**Problem statement**
Each line of the material must be returned exactly.

#### Record excerpts ####

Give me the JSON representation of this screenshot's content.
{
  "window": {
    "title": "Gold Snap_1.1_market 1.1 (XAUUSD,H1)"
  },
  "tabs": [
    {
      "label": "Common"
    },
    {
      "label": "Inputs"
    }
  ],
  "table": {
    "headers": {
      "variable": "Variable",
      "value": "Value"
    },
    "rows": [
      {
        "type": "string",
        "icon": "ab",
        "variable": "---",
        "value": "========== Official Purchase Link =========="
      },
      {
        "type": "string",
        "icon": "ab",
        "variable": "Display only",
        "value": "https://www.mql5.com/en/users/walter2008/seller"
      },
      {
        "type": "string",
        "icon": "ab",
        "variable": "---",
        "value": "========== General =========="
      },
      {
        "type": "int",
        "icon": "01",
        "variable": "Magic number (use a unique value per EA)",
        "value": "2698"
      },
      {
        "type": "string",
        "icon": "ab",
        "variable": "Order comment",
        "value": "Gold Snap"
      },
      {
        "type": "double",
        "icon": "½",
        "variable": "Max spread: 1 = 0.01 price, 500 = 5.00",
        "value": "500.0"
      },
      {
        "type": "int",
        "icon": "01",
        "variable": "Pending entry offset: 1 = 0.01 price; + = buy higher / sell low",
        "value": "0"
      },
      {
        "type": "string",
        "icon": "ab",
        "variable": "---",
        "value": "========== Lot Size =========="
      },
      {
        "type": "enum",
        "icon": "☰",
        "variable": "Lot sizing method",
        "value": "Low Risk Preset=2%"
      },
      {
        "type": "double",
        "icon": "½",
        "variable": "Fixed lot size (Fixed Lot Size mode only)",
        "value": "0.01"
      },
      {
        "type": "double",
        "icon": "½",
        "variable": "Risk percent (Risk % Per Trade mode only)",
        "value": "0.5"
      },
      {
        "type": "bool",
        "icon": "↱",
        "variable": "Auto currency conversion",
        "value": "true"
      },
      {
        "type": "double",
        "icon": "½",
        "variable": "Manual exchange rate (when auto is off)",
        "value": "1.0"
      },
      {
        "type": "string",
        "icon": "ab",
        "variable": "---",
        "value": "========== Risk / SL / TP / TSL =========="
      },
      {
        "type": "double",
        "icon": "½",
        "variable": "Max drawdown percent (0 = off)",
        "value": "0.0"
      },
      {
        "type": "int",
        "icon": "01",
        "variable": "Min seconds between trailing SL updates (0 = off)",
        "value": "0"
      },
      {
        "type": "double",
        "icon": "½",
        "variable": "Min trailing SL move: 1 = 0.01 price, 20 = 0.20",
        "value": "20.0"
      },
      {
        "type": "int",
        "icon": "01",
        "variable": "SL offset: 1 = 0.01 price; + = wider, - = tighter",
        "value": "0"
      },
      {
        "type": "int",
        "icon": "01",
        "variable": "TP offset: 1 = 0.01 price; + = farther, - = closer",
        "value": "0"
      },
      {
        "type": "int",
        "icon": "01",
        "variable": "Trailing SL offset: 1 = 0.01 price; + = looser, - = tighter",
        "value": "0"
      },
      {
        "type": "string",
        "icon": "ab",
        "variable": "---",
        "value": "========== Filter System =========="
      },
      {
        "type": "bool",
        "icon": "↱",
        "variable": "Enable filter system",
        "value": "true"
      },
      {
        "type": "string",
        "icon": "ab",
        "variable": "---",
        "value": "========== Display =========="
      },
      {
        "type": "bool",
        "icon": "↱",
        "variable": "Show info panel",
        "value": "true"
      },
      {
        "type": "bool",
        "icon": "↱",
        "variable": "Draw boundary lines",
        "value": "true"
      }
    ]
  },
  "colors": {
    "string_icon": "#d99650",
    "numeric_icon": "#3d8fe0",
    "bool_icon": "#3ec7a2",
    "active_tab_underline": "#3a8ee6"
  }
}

####

**Result of the task**
Give me the JSON representation of this screenshot's content.
{
  "window": {
    "title": "Gold Snap_1.1_market 1.1 (XAUUSD,H1)"
  },
  "tabs": [
    {
      "label": "Common"
    },
    {
      "label": "Inputs"
    }
  ],
  "table": {
    "headers": {
      "variable": "Variable",
      "value": "Value"
    },
    "rows": [
      {
        "type": "string",
        "icon": "ab",
        "variable": "---",
        "value": "========== Official Purchase Link =========="
      },
      {
        "type": "string",
        "icon": "ab",
        "variable": "Display only",
        "value": "https://www.mql5.com/en/users/walter2008/seller"
      },
      {
        "type": "string",
        "icon": "ab",
        "variable": "---",
        "value": "========== General =========="
      },
      {
        "type": "int",
        "icon": "01",
        "variable": "Magic number (use a unique value per EA)",
        "value": "2698"
      },
      {
        "type": "string",
        "icon": "ab",
        "variable": "Order comment",
        "value": "Gold Snap"
      },
      {
        "type": "double",
        "icon": "½",
        "variable": "Max spread: 1 = 0.01 price, 500 = 5.00",
        "value": "500.0"
      },
      {
        "type": "int",
        "icon": "01",
        "variable": "Pending entry offset: 1 = 0.01 price; + = buy higher / sell low",
        "value": "0"
      },
      {
        "type": "string",
        "icon": "ab",
        "variable": "---",
        "value": "========== Lot Size =========="
      },
      {
        "type": "enum",
        "icon": "☰",
        "variable": "Lot sizing method",
        "value": "Low Risk Preset=2%"
      },
      {
        "type": "double",
        "icon": "½",
        "variable": "Fixed lot size (Fixed Lot Size mode only)",
        "value": "0.01"
      },
      {
        "type": "double",
        "icon": "½",
        "variable": "Risk percent (Risk % Per Trade mode only)",
        "value": "0.5"
      },
      {
        "type": "bool",
        "icon": "↱",
        "variable": "Auto currency conversion",
        "value": "true"
      },
      {
        "type": "double",
        "icon": "½",
        "variable": "Manual exchange rate (when auto is off)",
        "value": "1.0"
      },
      {
        "type": "string",
        "icon": "ab",
        "variable": "---",
        "value": "========== Risk / SL / TP / TSL =========="
      },
      {
        "type": "double",
        "icon": "½",
        "variable": "Max drawdown percent (0 = off)",
        "value": "0.0"
      },
      {
        "type": "int",
        "icon": "01",
        "variable": "Min seconds between trailing SL updates (0 = off)",
        "value": "0"
      },
      {
        "type": "double",
        "icon": "½",
        "variable": "Min trailing SL move: 1 = 0.01 price, 20 = 0.20",
        "value": "20.0"
      },
      {
        "type": "int",
        "icon": "01",
        "variable": "SL offset: 1 = 0.01 price; + = wider, - = tighter",
        "value": "0"
      },
      {
        "type": "int",
        "icon": "01",
        "variable": "TP offset: 1 = 0.01 price; + = farther, - = closer",
        "value": "0"
      },
      {
        "type": "int",
        "icon": "01",
        "variable": "Trailing SL offset: 1 = 0.01 price; + = looser, - = tighter",
        "value": "0"
      },
      {
        "type": "string",
        "icon": "ab",
        "variable": "---",
        "value": "========== Filter System =========="
      },
      {
        "type": "bool",
        "icon": "↱",
        "variable": "Enable filter system",
        "value": "true"
      },
      {
        "type": "string",
        "icon": "ab",
        "variable": "---",
        "value": "========== Display =========="
      },
      {
        "type": "bool",
        "icon": "↱",
        "variable": "Show info panel",
        "value": "true"
      },
      {
        "type": "bool",
        "icon": "↱",
        "variable": "Draw boundary lines",
        "value": "true"
      }
    ]
  },
  "colors": {
    "string_icon": "#d99650",
    "numeric_icon": "#3d8fe0",
    "bool_icon": "#3ec7a2",
    "active_tab_underline": "#3a8ee6"
  }
}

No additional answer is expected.